#### Data for this task
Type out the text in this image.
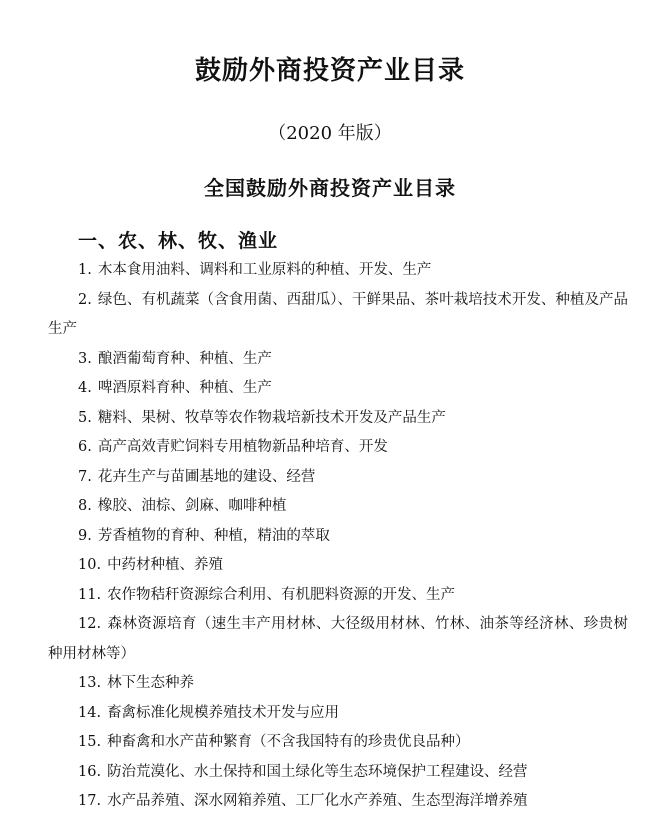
鼓励外商投资产业目录
（2020 年版）
全国鼓励外商投资产业目录
一、农、林、牧、渔业
1. 木本食用油料、调料和工业原料的种植、开发、生产
2. 绿色、有机蔬菜（含食用菌、西甜瓜）、干鲜果品、茶叶栽培技术开发、种植及产品生产
3. 酿酒葡萄育种、种植、生产
4. 啤酒原料育种、种植、生产
5. 糖料、果树、牧草等农作物栽培新技术开发及产品生产
6. 高产高效青贮饲料专用植物新品种培育、开发
7. 花卉生产与苗圃基地的建设、经营
8. 橡胶、油棕、剑麻、咖啡种植
9. 芳香植物的育种、种植，精油的萃取
10. 中药材种植、养殖
11. 农作物秸秆资源综合利用、有机肥料资源的开发、生产
12. 森林资源培育（速生丰产用材林、大径级用材林、竹林、油茶等经济林、珍贵树种用材林等）
13. 林下生态种养
14. 畜禽标准化规模养殖技术开发与应用
15. 种畜禽和水产苗种繁育（不含我国特有的珍贵优良品种）
16. 防治荒漠化、水土保持和国土绿化等生态环境保护工程建设、经营
17. 水产品养殖、深水网箱养殖、工厂化水产养殖、生态型海洋增养殖
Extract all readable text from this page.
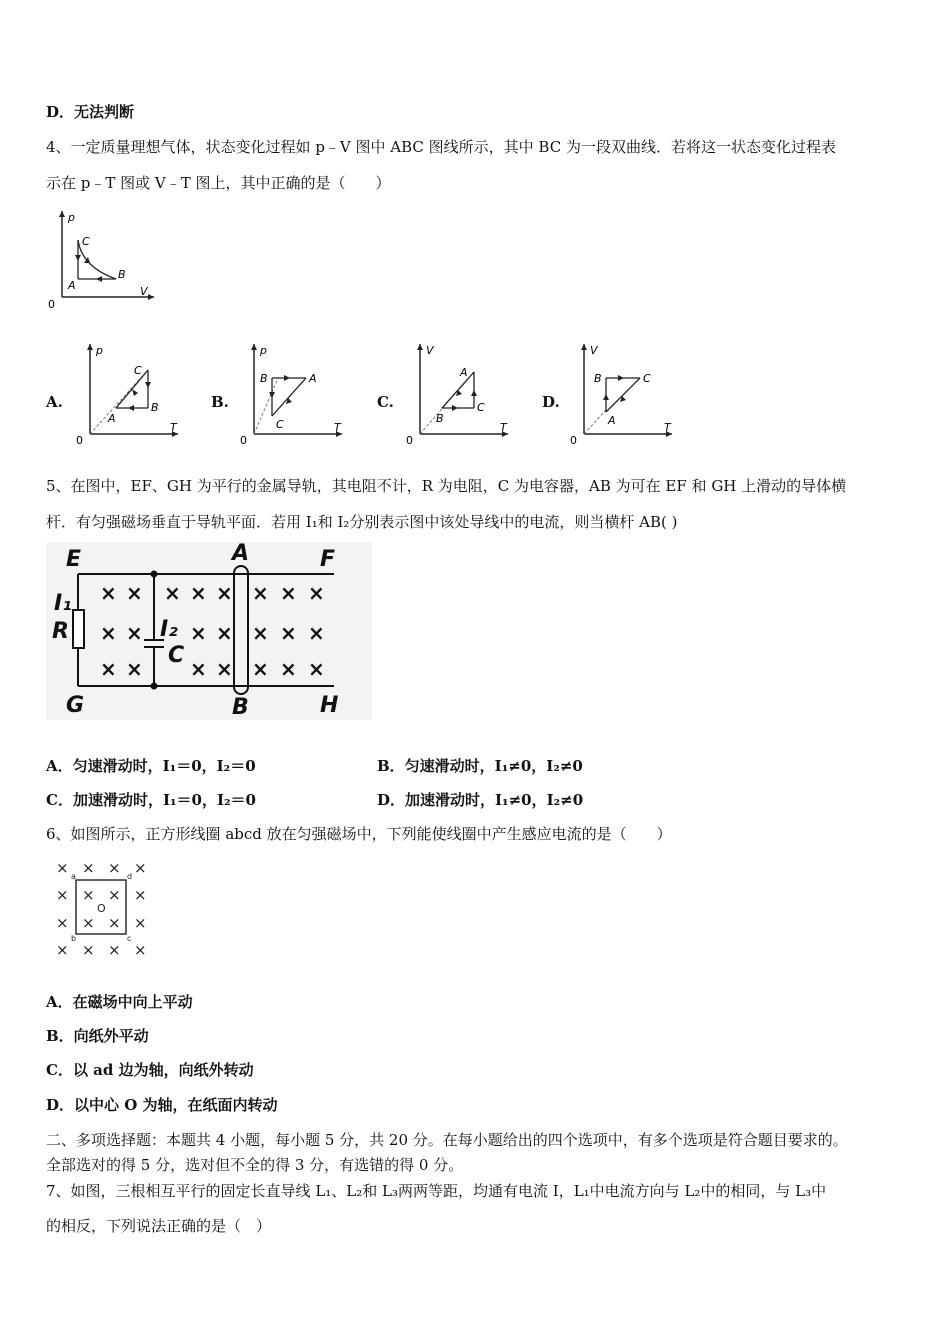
D．无法判断
4、一定质量理想气体，状态变化过程如 p﹣V 图中 ABC 图线所示，其中 BC 为一段双曲线．若将这一状态变化过程表
示在 p﹣T 图或 V﹣T 图上，其中正确的是（　　）
p
V
0
A
B
C
A.
p
T
0
A
B
C
B.
p
T
0
A
B
C
C.
V
T
0
A
B
C	D.
V
T
0
A
B	C
5、在图中，EF、GH 为平行的金属导轨，其电阻不计，R 为电阻，C 为电容器，AB 为可在 EF 和 GH 上滑动的导体横
杆．有匀强磁场垂直于导轨平面．若用 I₁和 I₂分别表示图中该处导线中的电流，则当横杆 AB( )
× × × × × × × ×
× × × × × × ×
× × × × × × ×
E	F
G	H
A
B
I₁
R	I₂
C
A．匀速滑动时，I₁＝0，I₂＝0	B．匀速滑动时，I₁≠0，I₂≠0
C．加速滑动时，I₁＝0，I₂＝0	D．加速滑动时，I₁≠0，I₂≠0
6、如图所示，正方形线圈 abcd 放在匀强磁场中，下列能使线圈中产生感应电流的是（　　）
× × × ×
× × × ×
× × × ×
× × × ×
a
b	c
d
O
A．在磁场中向上平动
B．向纸外平动
C．以 ad 边为轴，向纸外转动
D．以中心 O 为轴，在纸面内转动
二、多项选择题：本题共 4 小题，每小题 5 分，共 20 分。在每小题给出的四个选项中，有多个选项是符合题目要求的。
全部选对的得 5 分，选对但不全的得 3 分，有选错的得 0 分。
7、如图，三根相互平行的固定长直导线 L₁、L₂和 L₃两两等距，均通有电流 I，L₁中电流方向与 L₂中的相同，与 L₃中
的相反，下列说法正确的是（　）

#### The problem
Quote the material above exactly, from the line holding "Extract all readable text from this page." through its last line, including both. Omit the pictures.

#### Exercise result
Extract all readable text from this page.
D．无法判断
4、一定质量理想气体，状态变化过程如 p﹣V 图中 ABC 图线所示，其中 BC 为一段双曲线．若将这一状态变化过程表
示在 p﹣T 图或 V﹣T 图上，其中正确的是（　　）
p
V
0
A
B
C
A.
p
T
0
A
B
C
B.
p
T
0
A
B
C
C.
V
T
0
A
B
C	D.
V
T
0
A
B	C
5、在图中，EF、GH 为平行的金属导轨，其电阻不计，R 为电阻，C 为电容器，AB 为可在 EF 和 GH 上滑动的导体横
杆．有匀强磁场垂直于导轨平面．若用 I₁和 I₂分别表示图中该处导线中的电流，则当横杆 AB( )
× × × × × × × ×
× × × × × × ×
× × × × × × ×
E	F
G	H
A
B
I₁
R	I₂
C
A．匀速滑动时，I₁＝0，I₂＝0	B．匀速滑动时，I₁≠0，I₂≠0
C．加速滑动时，I₁＝0，I₂＝0	D．加速滑动时，I₁≠0，I₂≠0
6、如图所示，正方形线圈 abcd 放在匀强磁场中，下列能使线圈中产生感应电流的是（　　）
× × × ×
× × × ×
× × × ×
× × × ×
a
b	c
d
O
A．在磁场中向上平动
B．向纸外平动
C．以 ad 边为轴，向纸外转动
D．以中心 O 为轴，在纸面内转动
二、多项选择题：本题共 4 小题，每小题 5 分，共 20 分。在每小题给出的四个选项中，有多个选项是符合题目要求的。
全部选对的得 5 分，选对但不全的得 3 分，有选错的得 0 分。
7、如图，三根相互平行的固定长直导线 L₁、L₂和 L₃两两等距，均通有电流 I，L₁中电流方向与 L₂中的相同，与 L₃中
的相反，下列说法正确的是（　）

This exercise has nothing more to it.